* **DIRECTION**
Copy out the lines that have "data" in them.

* **INPUT RECORDS**

--- --- ---

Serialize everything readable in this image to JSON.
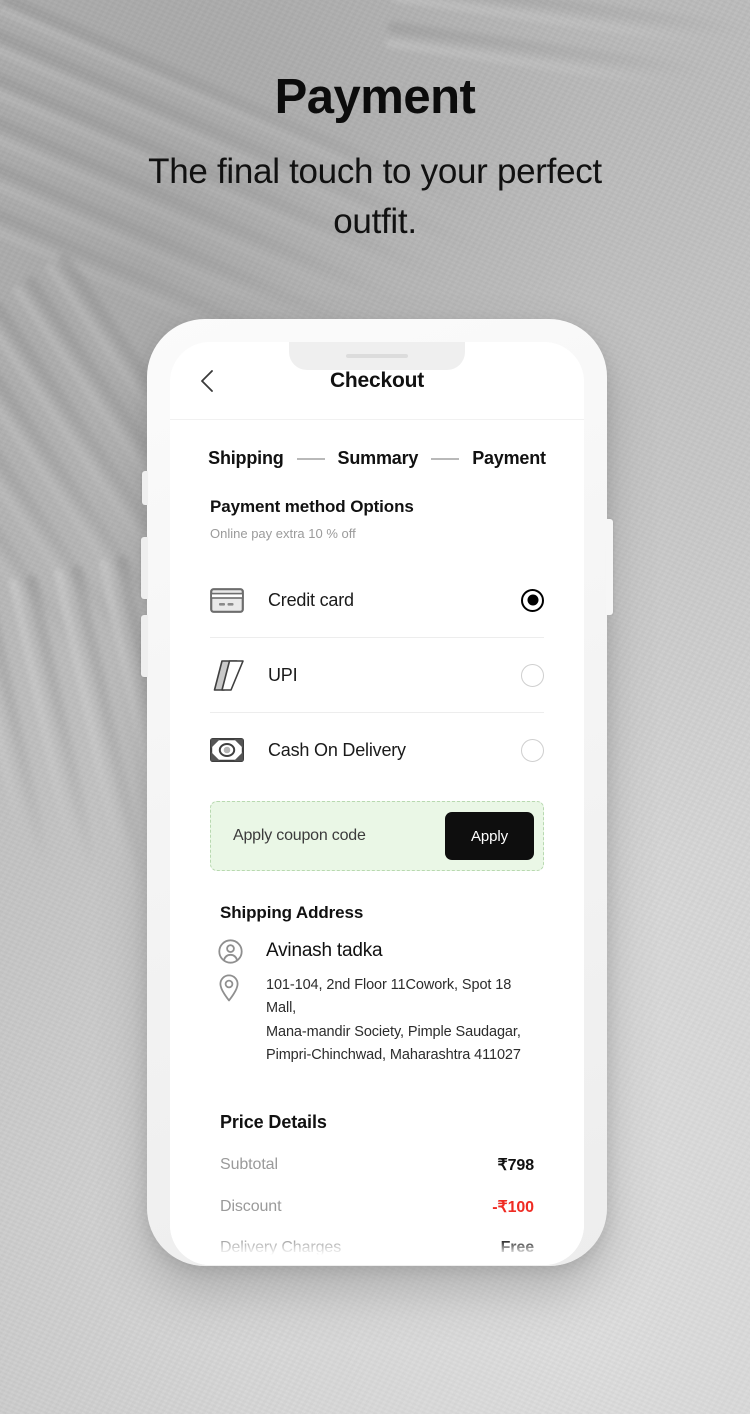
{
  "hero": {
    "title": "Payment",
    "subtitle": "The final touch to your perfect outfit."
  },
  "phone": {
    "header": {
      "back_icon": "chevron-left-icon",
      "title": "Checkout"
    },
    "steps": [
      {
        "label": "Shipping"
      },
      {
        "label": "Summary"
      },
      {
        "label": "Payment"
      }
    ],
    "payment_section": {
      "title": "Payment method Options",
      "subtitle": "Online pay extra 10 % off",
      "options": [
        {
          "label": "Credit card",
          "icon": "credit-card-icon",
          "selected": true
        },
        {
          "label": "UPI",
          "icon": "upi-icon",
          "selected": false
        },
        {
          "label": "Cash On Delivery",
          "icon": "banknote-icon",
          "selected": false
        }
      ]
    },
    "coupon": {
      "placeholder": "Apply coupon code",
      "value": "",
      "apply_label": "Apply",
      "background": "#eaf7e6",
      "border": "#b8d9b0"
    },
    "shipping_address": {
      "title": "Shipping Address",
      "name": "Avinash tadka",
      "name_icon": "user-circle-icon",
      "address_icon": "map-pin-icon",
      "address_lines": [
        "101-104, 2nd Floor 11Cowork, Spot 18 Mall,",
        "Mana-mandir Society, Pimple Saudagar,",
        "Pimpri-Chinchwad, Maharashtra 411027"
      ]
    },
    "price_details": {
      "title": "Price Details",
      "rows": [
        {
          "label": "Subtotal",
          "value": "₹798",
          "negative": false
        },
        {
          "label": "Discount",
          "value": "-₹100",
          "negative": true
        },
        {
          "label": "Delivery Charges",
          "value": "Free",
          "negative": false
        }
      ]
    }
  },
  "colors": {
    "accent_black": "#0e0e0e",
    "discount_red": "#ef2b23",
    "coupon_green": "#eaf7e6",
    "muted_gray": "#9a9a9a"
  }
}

--- --- ---

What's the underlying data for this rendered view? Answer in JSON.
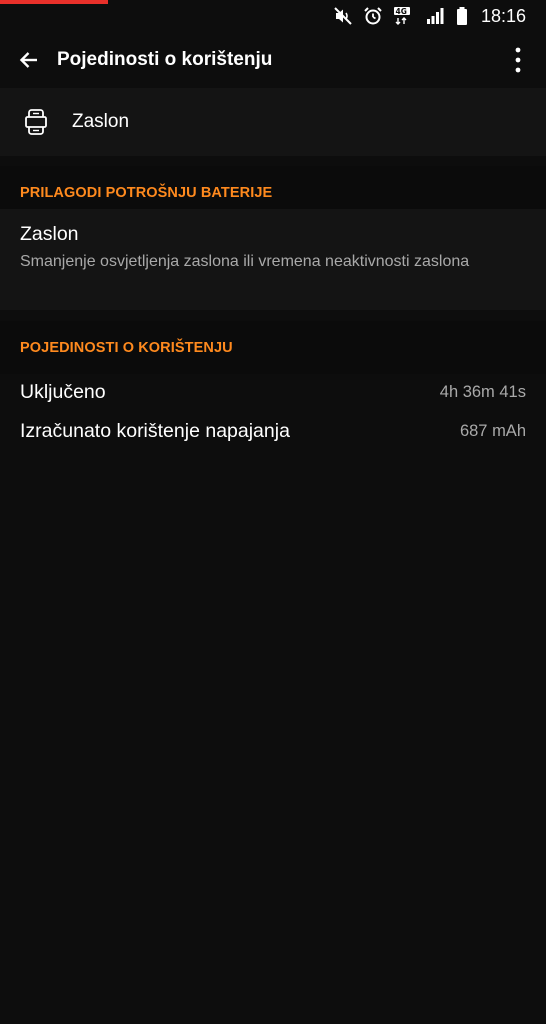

--- --- ---

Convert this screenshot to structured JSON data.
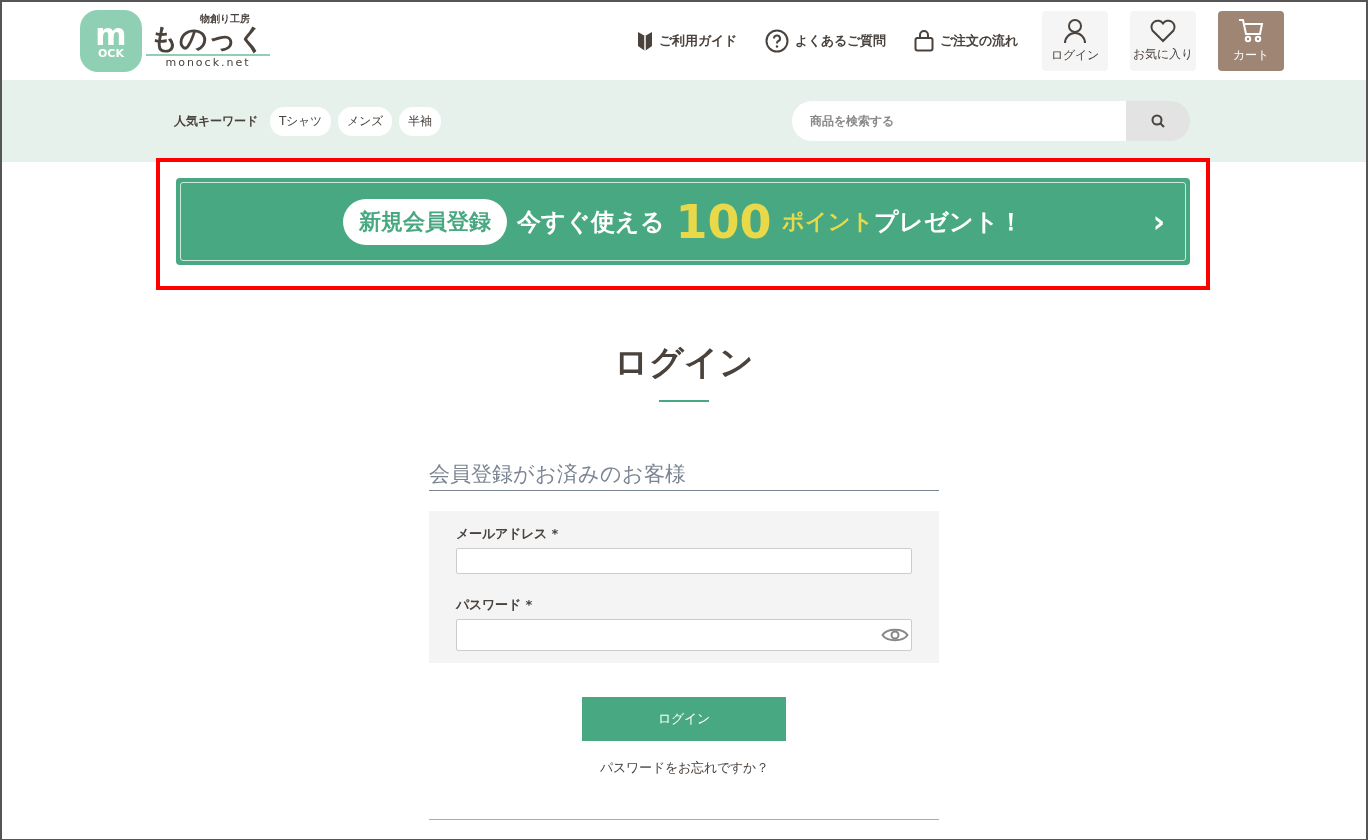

--- --- ---

* **FULL OUTPUT**
What's the underlying data for this rendered view? Answer in JSON.
Convert this screenshot to structured JSON data.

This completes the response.